Reproduce each line of the material precisely.
--- --- ---
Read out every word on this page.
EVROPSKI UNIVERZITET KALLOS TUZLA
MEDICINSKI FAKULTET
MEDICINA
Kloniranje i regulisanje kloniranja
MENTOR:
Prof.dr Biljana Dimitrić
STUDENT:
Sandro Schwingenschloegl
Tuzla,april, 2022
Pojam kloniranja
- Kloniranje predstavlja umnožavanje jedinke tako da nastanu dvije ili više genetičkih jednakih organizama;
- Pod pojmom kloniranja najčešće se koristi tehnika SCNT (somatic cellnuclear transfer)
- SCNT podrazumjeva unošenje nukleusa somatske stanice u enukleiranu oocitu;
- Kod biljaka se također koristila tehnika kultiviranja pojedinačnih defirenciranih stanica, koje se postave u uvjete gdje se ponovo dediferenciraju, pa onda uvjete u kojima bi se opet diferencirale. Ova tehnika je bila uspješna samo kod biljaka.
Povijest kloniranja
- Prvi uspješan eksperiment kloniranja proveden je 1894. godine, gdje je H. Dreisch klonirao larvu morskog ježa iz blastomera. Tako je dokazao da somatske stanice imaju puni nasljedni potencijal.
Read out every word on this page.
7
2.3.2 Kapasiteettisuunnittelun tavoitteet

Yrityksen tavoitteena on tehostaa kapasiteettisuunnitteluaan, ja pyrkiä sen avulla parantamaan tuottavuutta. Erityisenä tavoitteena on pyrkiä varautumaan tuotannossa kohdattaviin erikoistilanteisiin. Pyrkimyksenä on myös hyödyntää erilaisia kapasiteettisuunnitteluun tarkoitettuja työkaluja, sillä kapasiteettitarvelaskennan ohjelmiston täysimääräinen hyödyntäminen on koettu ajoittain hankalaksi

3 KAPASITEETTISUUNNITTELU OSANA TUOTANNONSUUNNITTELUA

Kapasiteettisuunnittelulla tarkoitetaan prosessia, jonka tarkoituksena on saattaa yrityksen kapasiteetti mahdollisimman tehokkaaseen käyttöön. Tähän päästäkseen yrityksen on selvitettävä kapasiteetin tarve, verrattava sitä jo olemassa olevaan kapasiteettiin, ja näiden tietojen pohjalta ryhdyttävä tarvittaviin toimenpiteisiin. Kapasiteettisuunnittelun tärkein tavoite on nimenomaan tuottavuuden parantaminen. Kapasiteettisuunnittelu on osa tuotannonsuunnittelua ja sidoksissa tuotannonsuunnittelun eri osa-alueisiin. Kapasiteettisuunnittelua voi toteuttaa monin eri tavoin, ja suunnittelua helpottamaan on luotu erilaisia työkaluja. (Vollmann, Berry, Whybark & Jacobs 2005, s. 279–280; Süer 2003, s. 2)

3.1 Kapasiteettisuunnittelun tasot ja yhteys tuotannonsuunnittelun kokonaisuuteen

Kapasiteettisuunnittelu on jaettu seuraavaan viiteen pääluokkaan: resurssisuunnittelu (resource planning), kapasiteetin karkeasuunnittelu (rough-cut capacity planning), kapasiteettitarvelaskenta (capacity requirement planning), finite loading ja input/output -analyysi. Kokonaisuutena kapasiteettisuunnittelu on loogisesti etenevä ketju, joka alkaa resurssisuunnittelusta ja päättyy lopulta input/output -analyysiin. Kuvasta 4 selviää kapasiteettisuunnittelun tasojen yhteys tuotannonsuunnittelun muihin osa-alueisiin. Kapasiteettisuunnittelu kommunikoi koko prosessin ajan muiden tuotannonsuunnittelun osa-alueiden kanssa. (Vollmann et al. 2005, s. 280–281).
--- --- ---
- Completed exercise -
Read out every word on this page.
EVROPSKI UNIVERZITET KALLOS TUZLA
MEDICINSKI FAKULTET
MEDICINA
Kloniranje i regulisanje kloniranja
MENTOR:
Prof.dr Biljana Dimitrić
STUDENT:
Sandro Schwingenschloegl
Tuzla,april, 2022
Pojam kloniranja
- Kloniranje predstavlja umnožavanje jedinke tako da nastanu dvije ili više genetičkih jednakih organizama;
- Pod pojmom kloniranja najčešće se koristi tehnika SCNT (somatic cellnuclear transfer)
- SCNT podrazumjeva unošenje nukleusa somatske stanice u enukleiranu oocitu;
- Kod biljaka se također koristila tehnika kultiviranja pojedinačnih defirenciranih stanica, koje se postave u uvjete gdje se ponovo dediferenciraju, pa onda uvjete u kojima bi se opet diferencirale. Ova tehnika je bila uspješna samo kod biljaka.
Povijest kloniranja
- Prvi uspješan eksperiment kloniranja proveden je 1894. godine, gdje je H. Dreisch klonirao larvu morskog ježa iz blastomera. Tako je dokazao da somatske stanice imaju puni nasljedni potencijal.
Read out every word on this page.
7
2.3.2 Kapasiteettisuunnittelun tavoitteet

Yrityksen tavoitteena on tehostaa kapasiteettisuunnitteluaan, ja pyrkiä sen avulla parantamaan tuottavuutta. Erityisenä tavoitteena on pyrkiä varautumaan tuotannossa kohdattaviin erikoistilanteisiin. Pyrkimyksenä on myös hyödyntää erilaisia kapasiteettisuunnitteluun tarkoitettuja työkaluja, sillä kapasiteettitarvelaskennan ohjelmiston täysimääräinen hyödyntäminen on koettu ajoittain hankalaksi

3 KAPASITEETTISUUNNITTELU OSANA TUOTANNONSUUNNITTELUA

Kapasiteettisuunnittelulla tarkoitetaan prosessia, jonka tarkoituksena on saattaa yrityksen kapasiteetti mahdollisimman tehokkaaseen käyttöön. Tähän päästäkseen yrityksen on selvitettävä kapasiteetin tarve, verrattava sitä jo olemassa olevaan kapasiteettiin, ja näiden tietojen pohjalta ryhdyttävä tarvittaviin toimenpiteisiin. Kapasiteettisuunnittelun tärkein tavoite on nimenomaan tuottavuuden parantaminen. Kapasiteettisuunnittelu on osa tuotannonsuunnittelua ja sidoksissa tuotannonsuunnittelun eri osa-alueisiin. Kapasiteettisuunnittelua voi toteuttaa monin eri tavoin, ja suunnittelua helpottamaan on luotu erilaisia työkaluja. (Vollmann, Berry, Whybark & Jacobs 2005, s. 279–280; Süer 2003, s. 2)

3.1 Kapasiteettisuunnittelun tasot ja yhteys tuotannonsuunnittelun kokonaisuuteen

Kapasiteettisuunnittelu on jaettu seuraavaan viiteen pääluokkaan: resurssisuunnittelu (resource planning), kapasiteetin karkeasuunnittelu (rough-cut capacity planning), kapasiteettitarvelaskenta (capacity requirement planning), finite loading ja input/output -analyysi. Kokonaisuutena kapasiteettisuunnittelu on loogisesti etenevä ketju, joka alkaa resurssisuunnittelusta ja päättyy lopulta input/output -analyysiin. Kuvasta 4 selviää kapasiteettisuunnittelun tasojen yhteys tuotannonsuunnittelun muihin osa-alueisiin. Kapasiteettisuunnittelu kommunikoi koko prosessin ajan muiden tuotannonsuunnittelun osa-alueiden kanssa. (Vollmann et al. 2005, s. 280–281).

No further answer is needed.